* **Source data**:
——————————

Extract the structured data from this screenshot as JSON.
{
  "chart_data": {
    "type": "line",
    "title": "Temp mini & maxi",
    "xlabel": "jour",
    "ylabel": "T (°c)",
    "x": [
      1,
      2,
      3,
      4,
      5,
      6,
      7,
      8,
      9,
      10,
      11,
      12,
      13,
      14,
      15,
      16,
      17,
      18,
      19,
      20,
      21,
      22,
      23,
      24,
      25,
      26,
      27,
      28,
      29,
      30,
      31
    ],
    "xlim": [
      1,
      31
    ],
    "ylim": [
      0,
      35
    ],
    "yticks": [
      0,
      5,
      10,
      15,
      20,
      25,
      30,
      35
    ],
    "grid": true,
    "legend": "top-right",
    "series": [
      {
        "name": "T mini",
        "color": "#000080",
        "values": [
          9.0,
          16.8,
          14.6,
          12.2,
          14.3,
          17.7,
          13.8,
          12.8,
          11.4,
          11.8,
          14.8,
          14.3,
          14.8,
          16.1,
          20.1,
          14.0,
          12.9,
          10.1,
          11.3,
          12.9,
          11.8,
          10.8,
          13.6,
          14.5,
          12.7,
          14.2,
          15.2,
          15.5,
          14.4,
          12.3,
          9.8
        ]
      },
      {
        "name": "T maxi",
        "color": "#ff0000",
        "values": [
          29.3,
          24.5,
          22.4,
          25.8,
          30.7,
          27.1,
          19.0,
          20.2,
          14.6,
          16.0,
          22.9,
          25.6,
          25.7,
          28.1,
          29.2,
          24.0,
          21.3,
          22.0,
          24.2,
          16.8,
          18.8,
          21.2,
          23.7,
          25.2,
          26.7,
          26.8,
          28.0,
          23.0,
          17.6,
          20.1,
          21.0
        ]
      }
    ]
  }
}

——————————

* **Exercise brief**: Every line of the data above should be copied exactly.

* **Solution to this task**:
Extract the structured data from this screenshot as JSON.
{
  "chart_data": {
    "type": "line",
    "title": "Temp mini & maxi",
    "xlabel": "jour",
    "ylabel": "T (°c)",
    "x": [
      1,
      2,
      3,
      4,
      5,
      6,
      7,
      8,
      9,
      10,
      11,
      12,
      13,
      14,
      15,
      16,
      17,
      18,
      19,
      20,
      21,
      22,
      23,
      24,
      25,
      26,
      27,
      28,
      29,
      30,
      31
    ],
    "xlim": [
      1,
      31
    ],
    "ylim": [
      0,
      35
    ],
    "yticks": [
      0,
      5,
      10,
      15,
      20,
      25,
      30,
      35
    ],
    "grid": true,
    "legend": "top-right",
    "series": [
      {
        "name": "T mini",
        "color": "#000080",
        "values": [
          9.0,
          16.8,
          14.6,
          12.2,
          14.3,
          17.7,
          13.8,
          12.8,
          11.4,
          11.8,
          14.8,
          14.3,
          14.8,
          16.1,
          20.1,
          14.0,
          12.9,
          10.1,
          11.3,
          12.9,
          11.8,
          10.8,
          13.6,
          14.5,
          12.7,
          14.2,
          15.2,
          15.5,
          14.4,
          12.3,
          9.8
        ]
      },
      {
        "name": "T maxi",
        "color": "#ff0000",
        "values": [
          29.3,
          24.5,
          22.4,
          25.8,
          30.7,
          27.1,
          19.0,
          20.2,
          14.6,
          16.0,
          22.9,
          25.6,
          25.7,
          28.1,
          29.2,
          24.0,
          21.3,
          22.0,
          24.2,
          16.8,
          18.8,
          21.2,
          23.7,
          25.2,
          26.7,
          26.8,
          28.0,
          23.0,
          17.6,
          20.1,
          21.0
        ]
      }
    ]
  }
}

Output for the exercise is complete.